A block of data
------------------------------
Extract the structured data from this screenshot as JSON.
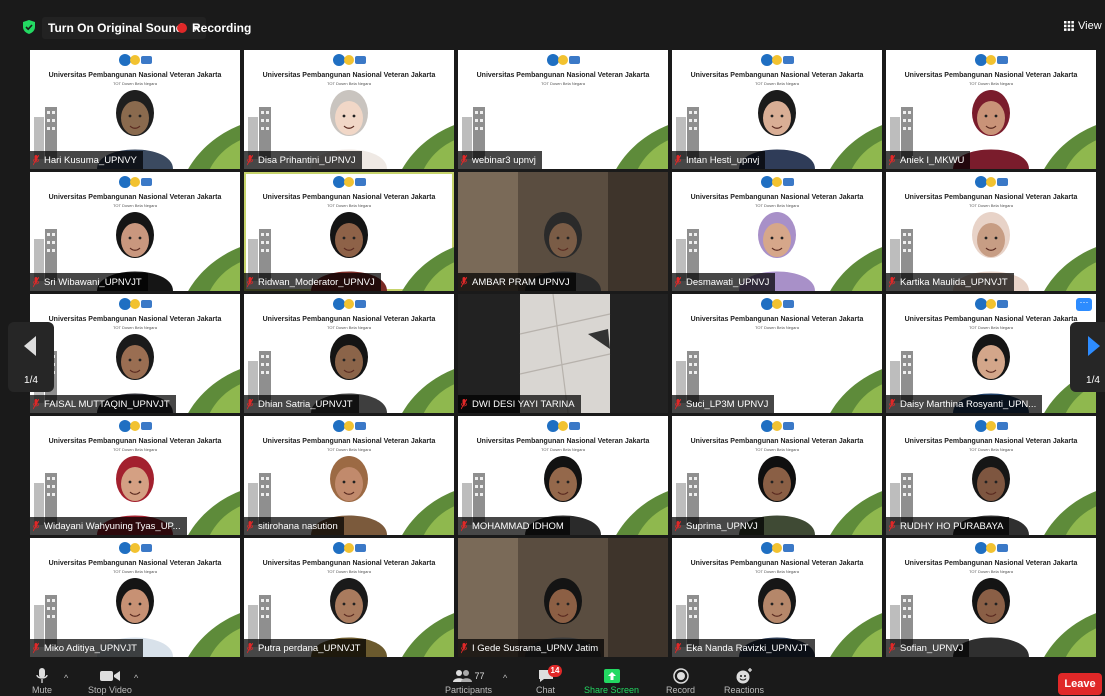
{
  "topbar": {
    "sound_label": "Turn On Original Sound",
    "recording_label": "Recording",
    "view_label": "View"
  },
  "slide": {
    "title": "Universitas Pembangunan Nasional Veteran Jakarta",
    "subtitle": "TOT Dosen Bela Negara"
  },
  "gallery": {
    "page_indicator": "1/4",
    "participants": [
      {
        "name": "Hari Kusuma_UPNVY",
        "style": "slide",
        "skin": "#8a6a4e",
        "hair": "#1e1e1e",
        "shirt": "#3b4a60"
      },
      {
        "name": "Disa Prihantini_UPNVJ",
        "style": "slide",
        "skin": "#f1d7c7",
        "hair": "#c9c4bf",
        "shirt": "#efe9e4"
      },
      {
        "name": "webinar3 upnvj",
        "style": "slide"
      },
      {
        "name": "Intan Hesti_upnvj",
        "style": "slide",
        "skin": "#d9ae95",
        "hair": "#1b1b1b",
        "shirt": "#2f3c58"
      },
      {
        "name": "Aniek I_MKWU",
        "style": "slide",
        "skin": "#c99378",
        "hair": "#7a1c2c",
        "shirt": "#7a1c2c"
      },
      {
        "name": "Sri Wibawani_UPNVJT",
        "style": "slide",
        "skin": "#c9977e",
        "hair": "#151515",
        "shirt": "#151515"
      },
      {
        "name": "Ridwan_Moderator_UPNVJ",
        "style": "slide",
        "skin": "#8e6248",
        "hair": "#141414",
        "shirt": "#7a2a24",
        "highlight": true
      },
      {
        "name": "AMBAR PRAM UPNVJ",
        "style": "dark",
        "skin": "#7a5c46",
        "hair": "#2a2a2a",
        "shirt": "#2a2a2a"
      },
      {
        "name": "Desmawati_UPNVJ",
        "style": "slide",
        "skin": "#d6a78a",
        "hair": "#a890c8",
        "shirt": "#a890c8"
      },
      {
        "name": "Kartika Maulida_UPNVJT",
        "style": "slide",
        "skin": "#c79d84",
        "hair": "#e8d3c8",
        "shirt": "#e8d3c8"
      },
      {
        "name": "FAISAL MUTTAQIN_UPNVJT",
        "style": "slide",
        "skin": "#9a6e52",
        "hair": "#1a1a1a",
        "shirt": "#2c2c34"
      },
      {
        "name": "Dhian Satria_UPNVJT",
        "style": "slide",
        "skin": "#8b6449",
        "hair": "#141414",
        "shirt": "#3e3e3e"
      },
      {
        "name": "DWI DESI YAYI TARINA",
        "style": "dark"
      },
      {
        "name": "Suci_LP3M UPNVJ",
        "style": "slide"
      },
      {
        "name": "Daisy Marthina Rosyanti_UPN...",
        "style": "slide",
        "skin": "#d3a68a",
        "hair": "#151515",
        "shirt": "#1d3d66",
        "more": true
      },
      {
        "name": "Widayani Wahyuning Tyas_UP...",
        "style": "slide",
        "skin": "#d4a083",
        "hair": "#a3202e",
        "shirt": "#a3202e"
      },
      {
        "name": "sitirohana nasution",
        "style": "slide",
        "skin": "#c18a6c",
        "hair": "#9c6a44",
        "shirt": "#7b5a3c"
      },
      {
        "name": "MOHAMMAD IDHOM",
        "style": "slide",
        "skin": "#94684b",
        "hair": "#121212",
        "shirt": "#2a2a2a"
      },
      {
        "name": "Suprima_UPNVJ",
        "style": "slide",
        "skin": "#8a5f45",
        "hair": "#0f0f0f",
        "shirt": "#3f4a34"
      },
      {
        "name": "RUDHY HO PURABAYA",
        "style": "slide",
        "skin": "#7e5640",
        "hair": "#161616",
        "shirt": "#2f2f2f"
      },
      {
        "name": "Miko Aditiya_UPNVJT",
        "style": "slide",
        "skin": "#c79174",
        "hair": "#151515",
        "shirt": "#d8e1ea"
      },
      {
        "name": "Putra perdana_UPNVJT",
        "style": "slide",
        "skin": "#a97b5e",
        "hair": "#1a1a1a",
        "shirt": "#6b5a2e"
      },
      {
        "name": "I Gede Susrama_UPNV Jatim",
        "style": "dark",
        "skin": "#8c5f44",
        "hair": "#141414",
        "shirt": "#3b3b3b"
      },
      {
        "name": "Eka Nanda Ravizki_UPNVJT",
        "style": "slide",
        "skin": "#b5876a",
        "hair": "#161616",
        "shirt": "#2b3a52"
      },
      {
        "name": "Sofian_UPNVJ",
        "style": "slide",
        "skin": "#8a5f46",
        "hair": "#141414",
        "shirt": "#2f2f2f"
      }
    ]
  },
  "toolbar": {
    "mute_label": "Mute",
    "stop_video_label": "Stop Video",
    "participants_label": "Participants",
    "participants_count": "77",
    "chat_label": "Chat",
    "chat_badge": "14",
    "share_label": "Share Screen",
    "record_label": "Record",
    "reactions_label": "Reactions",
    "leave_label": "Leave"
  },
  "colors": {
    "accent_blue": "#2d8cff",
    "share_green": "#23d962",
    "leave_red": "#e02828",
    "active_speaker": "#c6d36b"
  }
}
------------------------------
PROBLEM REQUIREMENTS: Reproduce each line exactly as it appears, omitting the pictures.

OUTPUT:
Extract the structured data from this screenshot as JSON.
{
  "topbar": {
    "sound_label": "Turn On Original Sound",
    "recording_label": "Recording",
    "view_label": "View"
  },
  "slide": {
    "title": "Universitas Pembangunan Nasional Veteran Jakarta",
    "subtitle": "TOT Dosen Bela Negara"
  },
  "gallery": {
    "page_indicator": "1/4",
    "participants": [
      {
        "name": "Hari Kusuma_UPNVY",
        "style": "slide",
        "skin": "#8a6a4e",
        "hair": "#1e1e1e",
        "shirt": "#3b4a60"
      },
      {
        "name": "Disa Prihantini_UPNVJ",
        "style": "slide",
        "skin": "#f1d7c7",
        "hair": "#c9c4bf",
        "shirt": "#efe9e4"
      },
      {
        "name": "webinar3 upnvj",
        "style": "slide"
      },
      {
        "name": "Intan Hesti_upnvj",
        "style": "slide",
        "skin": "#d9ae95",
        "hair": "#1b1b1b",
        "shirt": "#2f3c58"
      },
      {
        "name": "Aniek I_MKWU",
        "style": "slide",
        "skin": "#c99378",
        "hair": "#7a1c2c",
        "shirt": "#7a1c2c"
      },
      {
        "name": "Sri Wibawani_UPNVJT",
        "style": "slide",
        "skin": "#c9977e",
        "hair": "#151515",
        "shirt": "#151515"
      },
      {
        "name": "Ridwan_Moderator_UPNVJ",
        "style": "slide",
        "skin": "#8e6248",
        "hair": "#141414",
        "shirt": "#7a2a24",
        "highlight": true
      },
      {
        "name": "AMBAR PRAM UPNVJ",
        "style": "dark",
        "skin": "#7a5c46",
        "hair": "#2a2a2a",
        "shirt": "#2a2a2a"
      },
      {
        "name": "Desmawati_UPNVJ",
        "style": "slide",
        "skin": "#d6a78a",
        "hair": "#a890c8",
        "shirt": "#a890c8"
      },
      {
        "name": "Kartika Maulida_UPNVJT",
        "style": "slide",
        "skin": "#c79d84",
        "hair": "#e8d3c8",
        "shirt": "#e8d3c8"
      },
      {
        "name": "FAISAL MUTTAQIN_UPNVJT",
        "style": "slide",
        "skin": "#9a6e52",
        "hair": "#1a1a1a",
        "shirt": "#2c2c34"
      },
      {
        "name": "Dhian Satria_UPNVJT",
        "style": "slide",
        "skin": "#8b6449",
        "hair": "#141414",
        "shirt": "#3e3e3e"
      },
      {
        "name": "DWI DESI YAYI TARINA",
        "style": "dark"
      },
      {
        "name": "Suci_LP3M UPNVJ",
        "style": "slide"
      },
      {
        "name": "Daisy Marthina Rosyanti_UPN...",
        "style": "slide",
        "skin": "#d3a68a",
        "hair": "#151515",
        "shirt": "#1d3d66",
        "more": true
      },
      {
        "name": "Widayani Wahyuning Tyas_UP...",
        "style": "slide",
        "skin": "#d4a083",
        "hair": "#a3202e",
        "shirt": "#a3202e"
      },
      {
        "name": "sitirohana nasution",
        "style": "slide",
        "skin": "#c18a6c",
        "hair": "#9c6a44",
        "shirt": "#7b5a3c"
      },
      {
        "name": "MOHAMMAD IDHOM",
        "style": "slide",
        "skin": "#94684b",
        "hair": "#121212",
        "shirt": "#2a2a2a"
      },
      {
        "name": "Suprima_UPNVJ",
        "style": "slide",
        "skin": "#8a5f45",
        "hair": "#0f0f0f",
        "shirt": "#3f4a34"
      },
      {
        "name": "RUDHY HO PURABAYA",
        "style": "slide",
        "skin": "#7e5640",
        "hair": "#161616",
        "shirt": "#2f2f2f"
      },
      {
        "name": "Miko Aditiya_UPNVJT",
        "style": "slide",
        "skin": "#c79174",
        "hair": "#151515",
        "shirt": "#d8e1ea"
      },
      {
        "name": "Putra perdana_UPNVJT",
        "style": "slide",
        "skin": "#a97b5e",
        "hair": "#1a1a1a",
        "shirt": "#6b5a2e"
      },
      {
        "name": "I Gede Susrama_UPNV Jatim",
        "style": "dark",
        "skin": "#8c5f44",
        "hair": "#141414",
        "shirt": "#3b3b3b"
      },
      {
        "name": "Eka Nanda Ravizki_UPNVJT",
        "style": "slide",
        "skin": "#b5876a",
        "hair": "#161616",
        "shirt": "#2b3a52"
      },
      {
        "name": "Sofian_UPNVJ",
        "style": "slide",
        "skin": "#8a5f46",
        "hair": "#141414",
        "shirt": "#2f2f2f"
      }
    ]
  },
  "toolbar": {
    "mute_label": "Mute",
    "stop_video_label": "Stop Video",
    "participants_label": "Participants",
    "participants_count": "77",
    "chat_label": "Chat",
    "chat_badge": "14",
    "share_label": "Share Screen",
    "record_label": "Record",
    "reactions_label": "Reactions",
    "leave_label": "Leave"
  },
  "colors": {
    "accent_blue": "#2d8cff",
    "share_green": "#23d962",
    "leave_red": "#e02828",
    "active_speaker": "#c6d36b"
  }
}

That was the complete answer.